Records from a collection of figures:
=-=-=-=-=
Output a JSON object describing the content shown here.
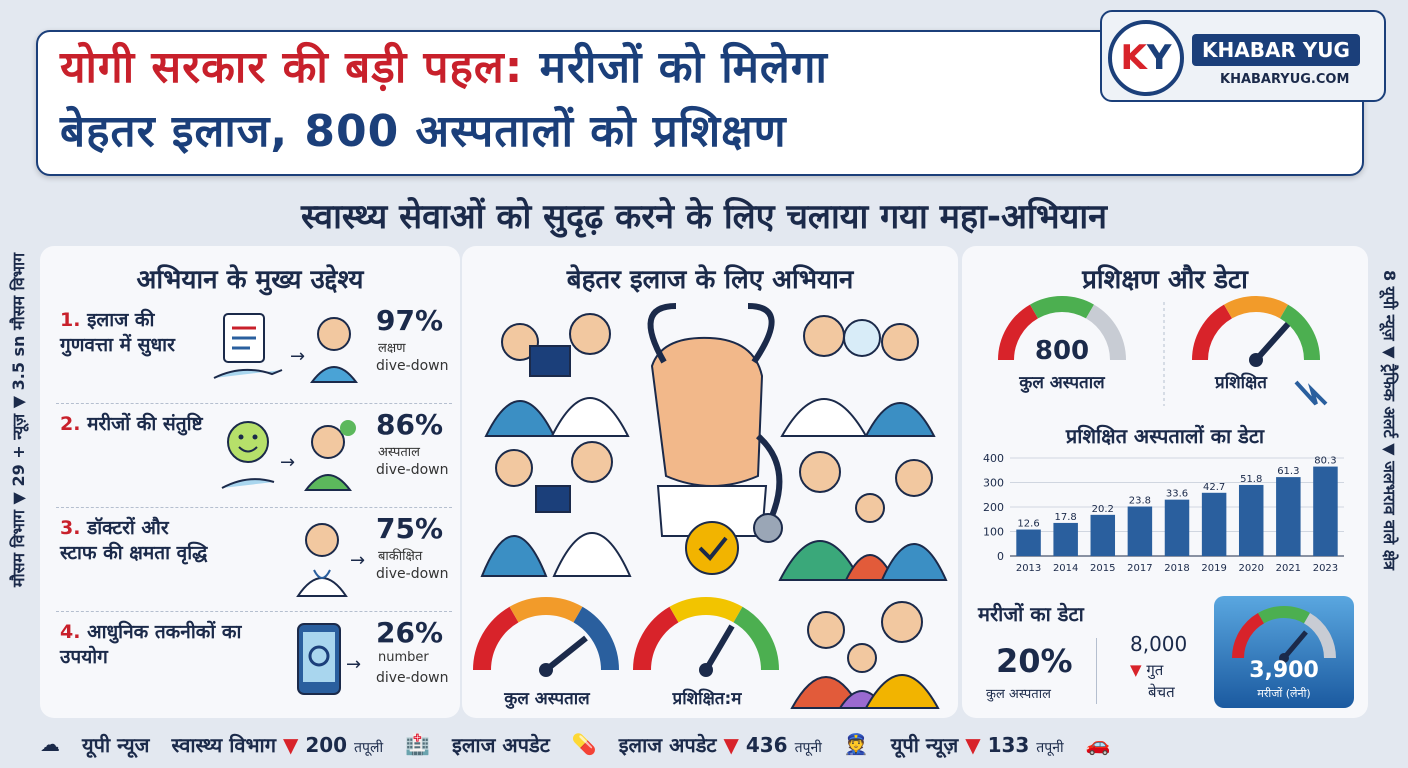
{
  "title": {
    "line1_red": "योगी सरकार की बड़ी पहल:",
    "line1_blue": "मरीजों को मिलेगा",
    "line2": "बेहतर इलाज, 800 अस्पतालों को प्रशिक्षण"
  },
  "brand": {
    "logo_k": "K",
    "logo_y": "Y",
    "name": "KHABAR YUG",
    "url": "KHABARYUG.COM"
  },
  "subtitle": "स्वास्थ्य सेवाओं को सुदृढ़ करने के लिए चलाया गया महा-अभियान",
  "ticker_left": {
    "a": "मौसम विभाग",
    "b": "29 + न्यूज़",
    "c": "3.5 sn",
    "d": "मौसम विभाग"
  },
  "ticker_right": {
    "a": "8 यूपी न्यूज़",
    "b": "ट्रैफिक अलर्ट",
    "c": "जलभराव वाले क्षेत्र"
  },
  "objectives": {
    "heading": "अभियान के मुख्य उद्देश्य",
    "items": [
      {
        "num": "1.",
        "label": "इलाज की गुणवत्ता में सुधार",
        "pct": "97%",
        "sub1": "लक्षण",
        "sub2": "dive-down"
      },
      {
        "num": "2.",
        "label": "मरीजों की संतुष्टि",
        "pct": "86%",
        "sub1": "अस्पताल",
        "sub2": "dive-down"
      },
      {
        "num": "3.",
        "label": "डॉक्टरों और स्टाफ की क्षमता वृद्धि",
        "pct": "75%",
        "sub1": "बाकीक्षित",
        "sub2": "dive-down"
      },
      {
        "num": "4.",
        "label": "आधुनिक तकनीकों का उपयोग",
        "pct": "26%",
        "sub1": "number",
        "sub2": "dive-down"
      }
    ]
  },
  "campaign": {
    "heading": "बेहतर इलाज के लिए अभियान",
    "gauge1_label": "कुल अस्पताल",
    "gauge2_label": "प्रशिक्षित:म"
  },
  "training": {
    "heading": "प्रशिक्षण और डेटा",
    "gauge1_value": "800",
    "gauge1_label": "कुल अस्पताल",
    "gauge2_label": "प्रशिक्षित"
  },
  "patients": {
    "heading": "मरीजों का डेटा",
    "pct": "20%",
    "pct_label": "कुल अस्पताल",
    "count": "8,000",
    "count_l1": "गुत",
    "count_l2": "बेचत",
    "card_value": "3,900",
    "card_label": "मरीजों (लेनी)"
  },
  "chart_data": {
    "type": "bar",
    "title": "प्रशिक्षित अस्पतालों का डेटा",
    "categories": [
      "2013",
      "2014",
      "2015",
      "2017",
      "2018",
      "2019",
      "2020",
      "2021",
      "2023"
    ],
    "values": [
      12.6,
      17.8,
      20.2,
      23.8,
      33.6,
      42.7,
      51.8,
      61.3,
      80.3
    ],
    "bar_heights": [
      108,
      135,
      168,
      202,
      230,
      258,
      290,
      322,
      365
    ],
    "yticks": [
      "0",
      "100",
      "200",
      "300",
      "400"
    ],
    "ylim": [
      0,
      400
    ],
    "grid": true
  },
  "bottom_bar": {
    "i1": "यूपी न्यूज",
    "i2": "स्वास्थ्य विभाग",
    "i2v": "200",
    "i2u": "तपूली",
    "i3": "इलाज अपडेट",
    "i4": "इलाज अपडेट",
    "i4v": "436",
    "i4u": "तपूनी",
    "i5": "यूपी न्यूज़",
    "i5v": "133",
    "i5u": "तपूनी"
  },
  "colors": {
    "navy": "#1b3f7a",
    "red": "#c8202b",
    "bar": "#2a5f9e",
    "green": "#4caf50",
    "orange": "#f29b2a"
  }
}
=-=-=-=-=
§ **Task instructions**
Copy every line above exactly; images stay out.

§ **Result of this task**
Output a JSON object describing the content shown here.
{
  "title": {
    "line1_red": "योगी सरकार की बड़ी पहल:",
    "line1_blue": "मरीजों को मिलेगा",
    "line2": "बेहतर इलाज, 800 अस्पतालों को प्रशिक्षण"
  },
  "brand": {
    "logo_k": "K",
    "logo_y": "Y",
    "name": "KHABAR YUG",
    "url": "KHABARYUG.COM"
  },
  "subtitle": "स्वास्थ्य सेवाओं को सुदृढ़ करने के लिए चलाया गया महा-अभियान",
  "ticker_left": {
    "a": "मौसम विभाग",
    "b": "29 + न्यूज़",
    "c": "3.5 sn",
    "d": "मौसम विभाग"
  },
  "ticker_right": {
    "a": "8 यूपी न्यूज़",
    "b": "ट्रैफिक अलर्ट",
    "c": "जलभराव वाले क्षेत्र"
  },
  "objectives": {
    "heading": "अभियान के मुख्य उद्देश्य",
    "items": [
      {
        "num": "1.",
        "label": "इलाज की गुणवत्ता में सुधार",
        "pct": "97%",
        "sub1": "लक्षण",
        "sub2": "dive-down"
      },
      {
        "num": "2.",
        "label": "मरीजों की संतुष्टि",
        "pct": "86%",
        "sub1": "अस्पताल",
        "sub2": "dive-down"
      },
      {
        "num": "3.",
        "label": "डॉक्टरों और स्टाफ की क्षमता वृद्धि",
        "pct": "75%",
        "sub1": "बाकीक्षित",
        "sub2": "dive-down"
      },
      {
        "num": "4.",
        "label": "आधुनिक तकनीकों का उपयोग",
        "pct": "26%",
        "sub1": "number",
        "sub2": "dive-down"
      }
    ]
  },
  "campaign": {
    "heading": "बेहतर इलाज के लिए अभियान",
    "gauge1_label": "कुल अस्पताल",
    "gauge2_label": "प्रशिक्षित:म"
  },
  "training": {
    "heading": "प्रशिक्षण और डेटा",
    "gauge1_value": "800",
    "gauge1_label": "कुल अस्पताल",
    "gauge2_label": "प्रशिक्षित"
  },
  "patients": {
    "heading": "मरीजों का डेटा",
    "pct": "20%",
    "pct_label": "कुल अस्पताल",
    "count": "8,000",
    "count_l1": "गुत",
    "count_l2": "बेचत",
    "card_value": "3,900",
    "card_label": "मरीजों (लेनी)"
  },
  "chart_data": {
    "type": "bar",
    "title": "प्रशिक्षित अस्पतालों का डेटा",
    "categories": [
      "2013",
      "2014",
      "2015",
      "2017",
      "2018",
      "2019",
      "2020",
      "2021",
      "2023"
    ],
    "values": [
      12.6,
      17.8,
      20.2,
      23.8,
      33.6,
      42.7,
      51.8,
      61.3,
      80.3
    ],
    "bar_heights": [
      108,
      135,
      168,
      202,
      230,
      258,
      290,
      322,
      365
    ],
    "yticks": [
      "0",
      "100",
      "200",
      "300",
      "400"
    ],
    "ylim": [
      0,
      400
    ],
    "grid": true
  },
  "bottom_bar": {
    "i1": "यूपी न्यूज",
    "i2": "स्वास्थ्य विभाग",
    "i2v": "200",
    "i2u": "तपूली",
    "i3": "इलाज अपडेट",
    "i4": "इलाज अपडेट",
    "i4v": "436",
    "i4u": "तपूनी",
    "i5": "यूपी न्यूज़",
    "i5v": "133",
    "i5u": "तपूनी"
  },
  "colors": {
    "navy": "#1b3f7a",
    "red": "#c8202b",
    "bar": "#2a5f9e",
    "green": "#4caf50",
    "orange": "#f29b2a"
  }
}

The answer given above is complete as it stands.